Task: Nothing but the lines from the line with "What does this" through the end of the data is to be copied, and each is to be copied exactly.

Source data:
━━━━━━
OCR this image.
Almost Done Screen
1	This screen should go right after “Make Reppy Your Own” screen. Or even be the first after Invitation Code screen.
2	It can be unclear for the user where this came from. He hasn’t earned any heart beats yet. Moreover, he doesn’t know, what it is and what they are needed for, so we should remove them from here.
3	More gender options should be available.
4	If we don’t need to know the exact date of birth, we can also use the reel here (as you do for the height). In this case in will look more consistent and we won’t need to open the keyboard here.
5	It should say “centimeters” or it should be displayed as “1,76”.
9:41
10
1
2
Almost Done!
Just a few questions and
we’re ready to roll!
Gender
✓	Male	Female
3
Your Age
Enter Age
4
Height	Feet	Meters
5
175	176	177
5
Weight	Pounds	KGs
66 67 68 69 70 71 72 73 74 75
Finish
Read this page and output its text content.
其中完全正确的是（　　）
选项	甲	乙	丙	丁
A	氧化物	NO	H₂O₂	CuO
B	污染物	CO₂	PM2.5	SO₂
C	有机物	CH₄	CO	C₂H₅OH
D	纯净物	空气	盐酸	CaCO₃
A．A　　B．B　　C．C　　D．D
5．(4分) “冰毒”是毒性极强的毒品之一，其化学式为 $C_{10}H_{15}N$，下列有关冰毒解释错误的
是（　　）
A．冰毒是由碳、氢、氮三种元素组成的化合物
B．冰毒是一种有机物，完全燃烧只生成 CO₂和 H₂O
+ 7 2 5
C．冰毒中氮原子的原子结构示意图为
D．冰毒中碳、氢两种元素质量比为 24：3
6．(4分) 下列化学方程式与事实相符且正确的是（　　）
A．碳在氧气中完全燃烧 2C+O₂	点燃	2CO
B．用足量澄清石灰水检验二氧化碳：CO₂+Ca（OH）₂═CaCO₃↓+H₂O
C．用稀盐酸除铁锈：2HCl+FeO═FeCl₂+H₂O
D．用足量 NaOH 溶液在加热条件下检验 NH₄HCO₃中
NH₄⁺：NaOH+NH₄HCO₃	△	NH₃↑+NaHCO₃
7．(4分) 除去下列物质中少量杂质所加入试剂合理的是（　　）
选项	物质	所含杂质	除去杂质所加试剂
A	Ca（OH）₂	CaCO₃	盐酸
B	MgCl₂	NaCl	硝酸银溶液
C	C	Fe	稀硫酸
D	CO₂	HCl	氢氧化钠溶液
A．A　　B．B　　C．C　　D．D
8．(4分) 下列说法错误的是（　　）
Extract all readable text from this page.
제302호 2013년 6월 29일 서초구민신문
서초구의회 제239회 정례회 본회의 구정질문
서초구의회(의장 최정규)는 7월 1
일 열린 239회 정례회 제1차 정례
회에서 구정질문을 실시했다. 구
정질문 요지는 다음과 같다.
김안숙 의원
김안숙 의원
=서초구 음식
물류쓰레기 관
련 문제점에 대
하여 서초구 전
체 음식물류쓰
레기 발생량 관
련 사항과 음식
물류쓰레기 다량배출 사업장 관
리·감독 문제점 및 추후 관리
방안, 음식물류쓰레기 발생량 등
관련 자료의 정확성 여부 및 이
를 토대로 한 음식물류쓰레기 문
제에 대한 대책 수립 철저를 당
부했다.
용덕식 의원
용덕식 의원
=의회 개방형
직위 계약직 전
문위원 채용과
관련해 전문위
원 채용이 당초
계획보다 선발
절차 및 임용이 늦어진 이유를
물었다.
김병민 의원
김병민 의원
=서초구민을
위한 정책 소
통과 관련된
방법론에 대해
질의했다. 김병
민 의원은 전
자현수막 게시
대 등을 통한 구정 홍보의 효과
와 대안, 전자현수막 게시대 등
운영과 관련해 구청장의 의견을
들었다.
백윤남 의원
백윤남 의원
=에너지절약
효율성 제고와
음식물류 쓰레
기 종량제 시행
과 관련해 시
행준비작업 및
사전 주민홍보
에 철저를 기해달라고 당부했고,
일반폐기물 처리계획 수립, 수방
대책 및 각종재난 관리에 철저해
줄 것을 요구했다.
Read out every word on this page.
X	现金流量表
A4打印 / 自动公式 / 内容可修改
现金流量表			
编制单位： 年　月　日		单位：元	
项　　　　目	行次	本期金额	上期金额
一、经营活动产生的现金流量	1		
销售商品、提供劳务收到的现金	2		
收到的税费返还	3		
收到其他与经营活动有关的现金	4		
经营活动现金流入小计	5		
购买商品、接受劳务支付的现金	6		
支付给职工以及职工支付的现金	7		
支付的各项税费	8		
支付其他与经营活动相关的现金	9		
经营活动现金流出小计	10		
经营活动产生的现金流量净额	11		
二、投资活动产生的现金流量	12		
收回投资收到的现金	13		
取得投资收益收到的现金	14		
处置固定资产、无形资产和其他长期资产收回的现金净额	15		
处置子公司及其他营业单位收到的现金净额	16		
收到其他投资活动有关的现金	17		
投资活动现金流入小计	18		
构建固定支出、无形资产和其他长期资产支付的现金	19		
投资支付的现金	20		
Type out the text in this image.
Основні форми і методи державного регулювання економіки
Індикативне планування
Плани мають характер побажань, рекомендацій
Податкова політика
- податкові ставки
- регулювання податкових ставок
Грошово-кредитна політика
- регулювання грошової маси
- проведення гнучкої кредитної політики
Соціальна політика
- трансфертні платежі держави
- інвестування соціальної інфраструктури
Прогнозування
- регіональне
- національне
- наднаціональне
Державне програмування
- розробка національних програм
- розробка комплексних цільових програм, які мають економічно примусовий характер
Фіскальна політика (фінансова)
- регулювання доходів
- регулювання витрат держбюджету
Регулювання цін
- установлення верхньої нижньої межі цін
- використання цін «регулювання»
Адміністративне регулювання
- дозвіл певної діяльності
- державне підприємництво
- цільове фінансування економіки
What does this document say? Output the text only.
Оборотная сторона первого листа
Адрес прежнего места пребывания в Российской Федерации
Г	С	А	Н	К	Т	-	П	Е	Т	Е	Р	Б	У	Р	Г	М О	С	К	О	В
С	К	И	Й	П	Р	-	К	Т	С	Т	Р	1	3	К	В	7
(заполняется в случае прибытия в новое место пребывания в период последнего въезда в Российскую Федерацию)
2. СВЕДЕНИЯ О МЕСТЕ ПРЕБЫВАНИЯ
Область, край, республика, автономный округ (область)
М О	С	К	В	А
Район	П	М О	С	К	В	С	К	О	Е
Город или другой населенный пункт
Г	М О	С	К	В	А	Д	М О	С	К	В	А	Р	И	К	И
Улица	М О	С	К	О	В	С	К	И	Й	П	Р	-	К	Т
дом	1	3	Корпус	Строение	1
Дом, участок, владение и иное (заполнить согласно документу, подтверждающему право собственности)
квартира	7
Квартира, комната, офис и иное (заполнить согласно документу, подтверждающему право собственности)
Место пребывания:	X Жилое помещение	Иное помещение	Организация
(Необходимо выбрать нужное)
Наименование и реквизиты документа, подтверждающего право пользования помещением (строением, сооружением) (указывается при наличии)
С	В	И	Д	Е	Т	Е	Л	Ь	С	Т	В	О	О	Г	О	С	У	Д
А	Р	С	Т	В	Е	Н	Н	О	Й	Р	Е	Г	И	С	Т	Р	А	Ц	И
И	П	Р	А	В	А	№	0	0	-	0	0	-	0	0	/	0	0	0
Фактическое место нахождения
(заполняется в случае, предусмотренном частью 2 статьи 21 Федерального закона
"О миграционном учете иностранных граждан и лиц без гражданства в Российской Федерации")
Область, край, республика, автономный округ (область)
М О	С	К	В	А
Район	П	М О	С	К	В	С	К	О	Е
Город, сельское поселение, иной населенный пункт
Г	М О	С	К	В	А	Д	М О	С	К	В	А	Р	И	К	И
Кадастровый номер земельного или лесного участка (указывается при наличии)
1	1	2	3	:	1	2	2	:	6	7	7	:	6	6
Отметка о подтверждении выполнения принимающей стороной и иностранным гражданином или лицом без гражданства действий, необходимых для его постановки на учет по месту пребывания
━━━━━━
Response to this exercise:
What does this document say? Output the text only.
Оборотная сторона первого листа
Адрес прежнего места пребывания в Российской Федерации
Г	С	А	Н	К	Т	-	П	Е	Т	Е	Р	Б	У	Р	Г	М О	С	К	О	В
С	К	И	Й	П	Р	-	К	Т	С	Т	Р	1	3	К	В	7
(заполняется в случае прибытия в новое место пребывания в период последнего въезда в Российскую Федерацию)
2. СВЕДЕНИЯ О МЕСТЕ ПРЕБЫВАНИЯ
Область, край, республика, автономный округ (область)
М О	С	К	В	А
Район	П	М О	С	К	В	С	К	О	Е
Город или другой населенный пункт
Г	М О	С	К	В	А	Д	М О	С	К	В	А	Р	И	К	И
Улица	М О	С	К	О	В	С	К	И	Й	П	Р	-	К	Т
дом	1	3	Корпус	Строение	1
Дом, участок, владение и иное (заполнить согласно документу, подтверждающему право собственности)
квартира	7
Квартира, комната, офис и иное (заполнить согласно документу, подтверждающему право собственности)
Место пребывания:	X Жилое помещение	Иное помещение	Организация
(Необходимо выбрать нужное)
Наименование и реквизиты документа, подтверждающего право пользования помещением (строением, сооружением) (указывается при наличии)
С	В	И	Д	Е	Т	Е	Л	Ь	С	Т	В	О	О	Г	О	С	У	Д
А	Р	С	Т	В	Е	Н	Н	О	Й	Р	Е	Г	И	С	Т	Р	А	Ц	И
И	П	Р	А	В	А	№	0	0	-	0	0	-	0	0	/	0	0	0
Фактическое место нахождения
(заполняется в случае, предусмотренном частью 2 статьи 21 Федерального закона
"О миграционном учете иностранных граждан и лиц без гражданства в Российской Федерации")
Область, край, республика, автономный округ (область)
М О	С	К	В	А
Район	П	М О	С	К	В	С	К	О	Е
Город, сельское поселение, иной населенный пункт
Г	М О	С	К	В	А	Д	М О	С	К	В	А	Р	И	К	И
Кадастровый номер земельного или лесного участка (указывается при наличии)
1	1	2	3	:	1	2	2	:	6	7	7	:	6	6
Отметка о подтверждении выполнения принимающей стороной и иностранным гражданином или лицом без гражданства действий, необходимых для его постановки на учет по месту пребывания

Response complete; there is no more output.